Share

Published February 13, 2024

Author Sarika Mehta, Wayne Gao, Yi Wang

Article

The Role of Solidigm SSDs in AI Storage Advancement

As artificial intelligence rapidly advances to fuel humanity’s aspirations, computing power has had to grow as well. Clusters of thousands of GPUs are emerging everywhere, powered by high-throughput, low-latency networks and deep learning models. This evolving market prompts deep contemplation among AI architects. One of the most important questions is this: What kind of AI storage infrastructure can keep AI accelerators (GPUs, CPUs, and others) and network devices running at full capacity without idle time?

Phases of an AI project cycle

An analysis of industry practices reveals that the typical AI project cycle consists of three main phases: 

  1. Data import and preparation
  2. Model development (training)
  3. Model deployment (inference)

DATA LISTING:
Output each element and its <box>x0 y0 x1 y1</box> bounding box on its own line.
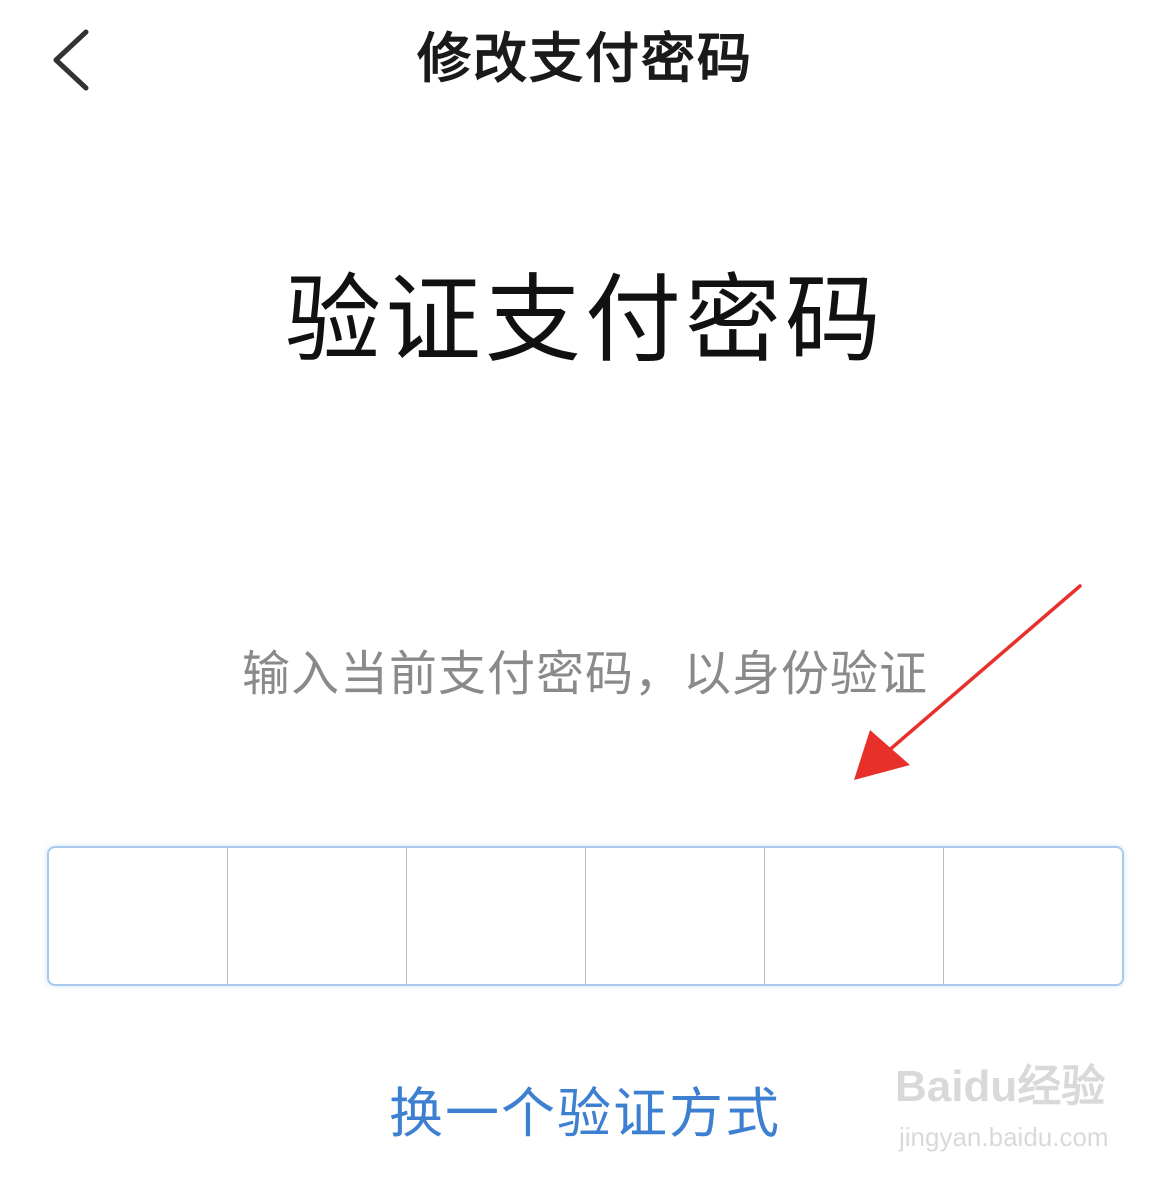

...

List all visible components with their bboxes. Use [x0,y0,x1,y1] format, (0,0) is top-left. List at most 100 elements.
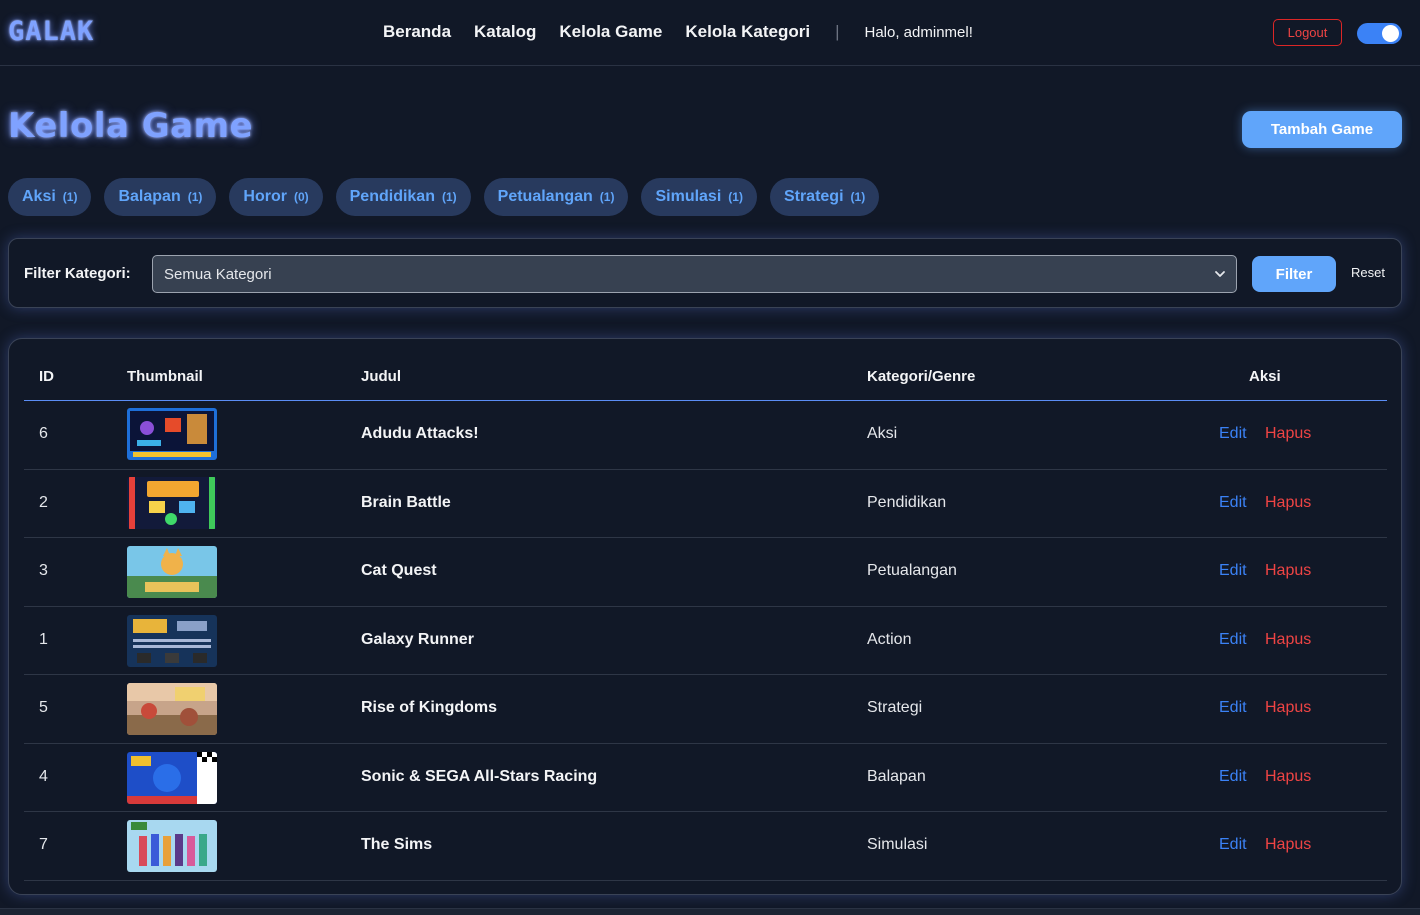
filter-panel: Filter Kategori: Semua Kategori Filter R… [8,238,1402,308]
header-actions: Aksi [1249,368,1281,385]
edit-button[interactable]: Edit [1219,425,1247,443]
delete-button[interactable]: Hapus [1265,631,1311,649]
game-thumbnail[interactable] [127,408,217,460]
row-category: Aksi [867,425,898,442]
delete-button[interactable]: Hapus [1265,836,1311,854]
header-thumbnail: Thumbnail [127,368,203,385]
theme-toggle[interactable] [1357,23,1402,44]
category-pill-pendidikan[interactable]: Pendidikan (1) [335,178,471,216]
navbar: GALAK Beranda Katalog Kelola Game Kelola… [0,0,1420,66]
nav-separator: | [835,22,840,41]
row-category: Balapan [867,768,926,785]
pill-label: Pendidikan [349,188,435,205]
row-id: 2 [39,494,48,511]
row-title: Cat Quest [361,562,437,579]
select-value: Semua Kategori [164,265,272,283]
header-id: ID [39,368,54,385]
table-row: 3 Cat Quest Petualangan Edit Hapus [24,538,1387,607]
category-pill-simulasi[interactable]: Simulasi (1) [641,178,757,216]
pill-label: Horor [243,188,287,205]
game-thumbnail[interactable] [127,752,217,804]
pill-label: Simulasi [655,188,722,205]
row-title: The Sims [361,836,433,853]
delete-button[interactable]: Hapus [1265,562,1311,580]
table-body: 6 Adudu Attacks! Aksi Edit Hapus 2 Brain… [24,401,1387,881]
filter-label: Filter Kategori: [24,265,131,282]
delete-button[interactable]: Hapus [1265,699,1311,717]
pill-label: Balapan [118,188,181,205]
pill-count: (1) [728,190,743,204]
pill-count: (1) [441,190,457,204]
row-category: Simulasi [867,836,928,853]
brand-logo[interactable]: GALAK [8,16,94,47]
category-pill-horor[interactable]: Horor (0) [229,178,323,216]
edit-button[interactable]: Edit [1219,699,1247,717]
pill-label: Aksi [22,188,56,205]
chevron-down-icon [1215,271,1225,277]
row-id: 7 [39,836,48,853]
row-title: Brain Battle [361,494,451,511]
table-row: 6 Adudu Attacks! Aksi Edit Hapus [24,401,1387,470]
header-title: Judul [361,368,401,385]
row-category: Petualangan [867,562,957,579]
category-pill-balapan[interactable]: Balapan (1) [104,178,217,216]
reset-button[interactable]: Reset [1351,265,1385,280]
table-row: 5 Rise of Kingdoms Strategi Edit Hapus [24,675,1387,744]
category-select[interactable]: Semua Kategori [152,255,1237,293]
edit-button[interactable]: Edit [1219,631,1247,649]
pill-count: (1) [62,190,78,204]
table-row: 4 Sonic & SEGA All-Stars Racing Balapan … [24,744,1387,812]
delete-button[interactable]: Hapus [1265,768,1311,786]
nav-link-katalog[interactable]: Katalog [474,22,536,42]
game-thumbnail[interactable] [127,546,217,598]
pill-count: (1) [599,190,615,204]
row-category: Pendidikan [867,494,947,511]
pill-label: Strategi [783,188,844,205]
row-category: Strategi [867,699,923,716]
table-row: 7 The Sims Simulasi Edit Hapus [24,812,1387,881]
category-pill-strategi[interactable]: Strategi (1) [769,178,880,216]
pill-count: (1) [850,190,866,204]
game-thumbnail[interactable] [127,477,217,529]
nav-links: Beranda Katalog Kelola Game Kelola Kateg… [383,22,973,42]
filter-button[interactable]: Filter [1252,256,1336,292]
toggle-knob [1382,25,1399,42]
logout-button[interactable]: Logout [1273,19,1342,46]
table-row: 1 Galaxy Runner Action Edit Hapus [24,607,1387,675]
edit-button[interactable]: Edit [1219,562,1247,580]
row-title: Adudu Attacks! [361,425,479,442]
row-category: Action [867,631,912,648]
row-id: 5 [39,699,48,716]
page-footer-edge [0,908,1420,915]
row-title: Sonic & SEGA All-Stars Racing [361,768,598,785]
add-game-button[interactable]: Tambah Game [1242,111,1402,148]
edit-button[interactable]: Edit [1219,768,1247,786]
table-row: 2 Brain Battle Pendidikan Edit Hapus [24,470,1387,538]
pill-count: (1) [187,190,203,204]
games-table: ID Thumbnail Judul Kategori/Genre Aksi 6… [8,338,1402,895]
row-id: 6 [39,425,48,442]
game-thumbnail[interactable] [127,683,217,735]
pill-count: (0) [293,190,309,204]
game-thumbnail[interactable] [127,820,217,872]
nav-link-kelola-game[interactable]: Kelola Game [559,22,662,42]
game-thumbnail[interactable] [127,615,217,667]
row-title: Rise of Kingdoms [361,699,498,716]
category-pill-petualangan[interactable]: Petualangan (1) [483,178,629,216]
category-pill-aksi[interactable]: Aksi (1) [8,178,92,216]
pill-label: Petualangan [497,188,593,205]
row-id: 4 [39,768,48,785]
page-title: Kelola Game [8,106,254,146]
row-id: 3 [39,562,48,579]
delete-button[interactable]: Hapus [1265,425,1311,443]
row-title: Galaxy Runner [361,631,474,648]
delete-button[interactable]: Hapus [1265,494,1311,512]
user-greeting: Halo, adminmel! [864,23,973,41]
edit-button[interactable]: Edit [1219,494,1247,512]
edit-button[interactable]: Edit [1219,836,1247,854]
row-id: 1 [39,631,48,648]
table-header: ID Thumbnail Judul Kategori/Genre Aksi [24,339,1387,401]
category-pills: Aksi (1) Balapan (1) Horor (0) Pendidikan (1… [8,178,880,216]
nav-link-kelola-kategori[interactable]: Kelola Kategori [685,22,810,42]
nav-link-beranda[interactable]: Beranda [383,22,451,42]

---

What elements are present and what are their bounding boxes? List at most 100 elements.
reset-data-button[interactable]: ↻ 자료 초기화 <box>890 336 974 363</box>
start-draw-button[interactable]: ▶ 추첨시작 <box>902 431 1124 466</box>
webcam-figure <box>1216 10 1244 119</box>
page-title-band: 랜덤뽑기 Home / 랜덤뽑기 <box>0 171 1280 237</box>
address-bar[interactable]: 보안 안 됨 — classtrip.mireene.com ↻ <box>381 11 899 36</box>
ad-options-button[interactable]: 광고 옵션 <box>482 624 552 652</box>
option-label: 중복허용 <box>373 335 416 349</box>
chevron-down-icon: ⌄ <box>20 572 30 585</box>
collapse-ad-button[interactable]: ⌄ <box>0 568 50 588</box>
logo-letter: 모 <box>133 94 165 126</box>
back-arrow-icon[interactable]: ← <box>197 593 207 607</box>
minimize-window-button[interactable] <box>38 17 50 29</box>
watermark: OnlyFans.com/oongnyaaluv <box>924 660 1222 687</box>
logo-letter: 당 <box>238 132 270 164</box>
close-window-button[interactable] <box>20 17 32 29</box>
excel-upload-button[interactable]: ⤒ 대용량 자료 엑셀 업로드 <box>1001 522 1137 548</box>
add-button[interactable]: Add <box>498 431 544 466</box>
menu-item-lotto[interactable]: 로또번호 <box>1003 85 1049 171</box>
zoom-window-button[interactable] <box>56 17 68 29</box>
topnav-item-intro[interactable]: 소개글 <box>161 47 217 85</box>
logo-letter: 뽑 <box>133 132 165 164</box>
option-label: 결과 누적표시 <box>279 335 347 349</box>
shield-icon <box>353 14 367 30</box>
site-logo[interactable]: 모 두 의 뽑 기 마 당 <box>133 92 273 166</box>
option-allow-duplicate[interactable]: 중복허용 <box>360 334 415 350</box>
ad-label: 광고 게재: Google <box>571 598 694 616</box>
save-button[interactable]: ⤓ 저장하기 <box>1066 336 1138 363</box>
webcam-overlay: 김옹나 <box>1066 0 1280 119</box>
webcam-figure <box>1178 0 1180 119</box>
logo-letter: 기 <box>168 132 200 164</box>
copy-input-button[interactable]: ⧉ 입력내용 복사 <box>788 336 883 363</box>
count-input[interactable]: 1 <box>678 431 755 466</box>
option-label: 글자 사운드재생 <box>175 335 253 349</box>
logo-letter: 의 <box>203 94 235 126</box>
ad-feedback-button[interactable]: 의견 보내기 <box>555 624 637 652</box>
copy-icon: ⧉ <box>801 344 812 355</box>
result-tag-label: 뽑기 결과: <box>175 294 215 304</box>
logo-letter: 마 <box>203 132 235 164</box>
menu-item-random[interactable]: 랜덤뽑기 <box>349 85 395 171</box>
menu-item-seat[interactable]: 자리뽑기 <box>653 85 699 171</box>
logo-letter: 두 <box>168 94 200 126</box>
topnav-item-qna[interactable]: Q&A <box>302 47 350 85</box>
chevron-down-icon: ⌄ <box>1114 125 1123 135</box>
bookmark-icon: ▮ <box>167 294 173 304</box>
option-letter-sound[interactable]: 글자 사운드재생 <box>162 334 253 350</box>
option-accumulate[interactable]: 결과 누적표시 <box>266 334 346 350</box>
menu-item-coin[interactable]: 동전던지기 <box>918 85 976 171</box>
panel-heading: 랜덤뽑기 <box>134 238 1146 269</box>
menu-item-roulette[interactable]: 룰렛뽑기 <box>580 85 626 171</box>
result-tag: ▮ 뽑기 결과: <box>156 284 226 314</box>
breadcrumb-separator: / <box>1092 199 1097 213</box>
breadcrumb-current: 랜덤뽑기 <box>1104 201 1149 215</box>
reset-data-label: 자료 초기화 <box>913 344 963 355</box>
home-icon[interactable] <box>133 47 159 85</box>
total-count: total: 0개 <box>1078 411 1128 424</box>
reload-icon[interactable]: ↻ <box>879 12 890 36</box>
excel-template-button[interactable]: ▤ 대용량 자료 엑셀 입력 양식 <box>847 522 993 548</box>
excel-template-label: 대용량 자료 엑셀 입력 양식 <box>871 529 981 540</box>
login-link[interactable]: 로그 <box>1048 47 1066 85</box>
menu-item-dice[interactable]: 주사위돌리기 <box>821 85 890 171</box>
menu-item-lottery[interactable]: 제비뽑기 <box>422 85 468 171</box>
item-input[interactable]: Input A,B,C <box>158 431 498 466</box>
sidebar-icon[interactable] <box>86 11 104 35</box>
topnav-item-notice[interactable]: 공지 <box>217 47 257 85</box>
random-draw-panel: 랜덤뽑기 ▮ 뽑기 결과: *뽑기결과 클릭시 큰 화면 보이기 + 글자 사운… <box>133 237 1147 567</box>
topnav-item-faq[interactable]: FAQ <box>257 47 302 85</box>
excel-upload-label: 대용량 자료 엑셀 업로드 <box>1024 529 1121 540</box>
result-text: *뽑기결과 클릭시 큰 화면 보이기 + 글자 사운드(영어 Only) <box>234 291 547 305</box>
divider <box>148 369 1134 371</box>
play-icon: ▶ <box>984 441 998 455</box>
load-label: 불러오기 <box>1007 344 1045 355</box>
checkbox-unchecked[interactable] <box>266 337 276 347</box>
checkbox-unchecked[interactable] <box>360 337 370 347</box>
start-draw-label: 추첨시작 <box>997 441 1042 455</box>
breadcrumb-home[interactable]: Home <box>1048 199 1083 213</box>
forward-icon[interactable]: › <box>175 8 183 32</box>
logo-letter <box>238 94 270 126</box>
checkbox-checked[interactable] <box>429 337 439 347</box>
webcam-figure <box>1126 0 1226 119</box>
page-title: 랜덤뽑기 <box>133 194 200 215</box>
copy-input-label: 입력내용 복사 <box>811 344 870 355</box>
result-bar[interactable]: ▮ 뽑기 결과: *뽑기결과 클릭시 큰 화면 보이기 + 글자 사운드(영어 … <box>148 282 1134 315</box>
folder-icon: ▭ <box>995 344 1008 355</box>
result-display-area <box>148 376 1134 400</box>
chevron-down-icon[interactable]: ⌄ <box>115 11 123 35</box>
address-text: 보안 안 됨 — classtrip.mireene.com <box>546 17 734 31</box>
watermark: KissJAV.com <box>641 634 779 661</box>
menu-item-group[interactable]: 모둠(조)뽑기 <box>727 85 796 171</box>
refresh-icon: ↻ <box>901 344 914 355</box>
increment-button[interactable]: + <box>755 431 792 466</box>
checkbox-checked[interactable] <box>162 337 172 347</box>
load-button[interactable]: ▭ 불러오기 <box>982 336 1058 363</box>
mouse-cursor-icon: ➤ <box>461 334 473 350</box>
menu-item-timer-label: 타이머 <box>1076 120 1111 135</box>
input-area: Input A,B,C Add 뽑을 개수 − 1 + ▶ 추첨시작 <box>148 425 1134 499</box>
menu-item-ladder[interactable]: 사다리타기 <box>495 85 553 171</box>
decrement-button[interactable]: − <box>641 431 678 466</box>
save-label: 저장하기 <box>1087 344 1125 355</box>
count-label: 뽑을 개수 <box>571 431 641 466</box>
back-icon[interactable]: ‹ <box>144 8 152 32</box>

COMPLETE THE FOLLOWING:
1/ Summarize the AI storage article in two sentences.
2/ Retype the AI storage article from "As artificial intelligence" up to and including "without idle time?".

SOLUTIONS TO THE PROBLEMS:
1/ As artificial intelligence advances, computing power has grown, and clusters of thousands of GPUs are emerging, powered by high-throughput, low-latency networks and deep learning models. A central question for AI architects is what storage infrastructure can keep AI accelerators and network devices running at full capacity without idle time, and industry practice shows that a typical AI project cycle has three phases: data import and preparation, model development (training), and model deployment (inference).

2/
As artificial intelligence rapidly advances to fuel humanity’s aspirations, computing power has had to grow as well. Clusters of thousands of GPUs are emerging everywhere, powered by high-throughput, low-latency networks and deep learning models. This evolving market prompts deep contemplation among AI architects. One of the most important questions is this: What kind of AI storage infrastructure can keep AI accelerators (GPUs, CPUs, and others) and network devices running at full capacity without idle time?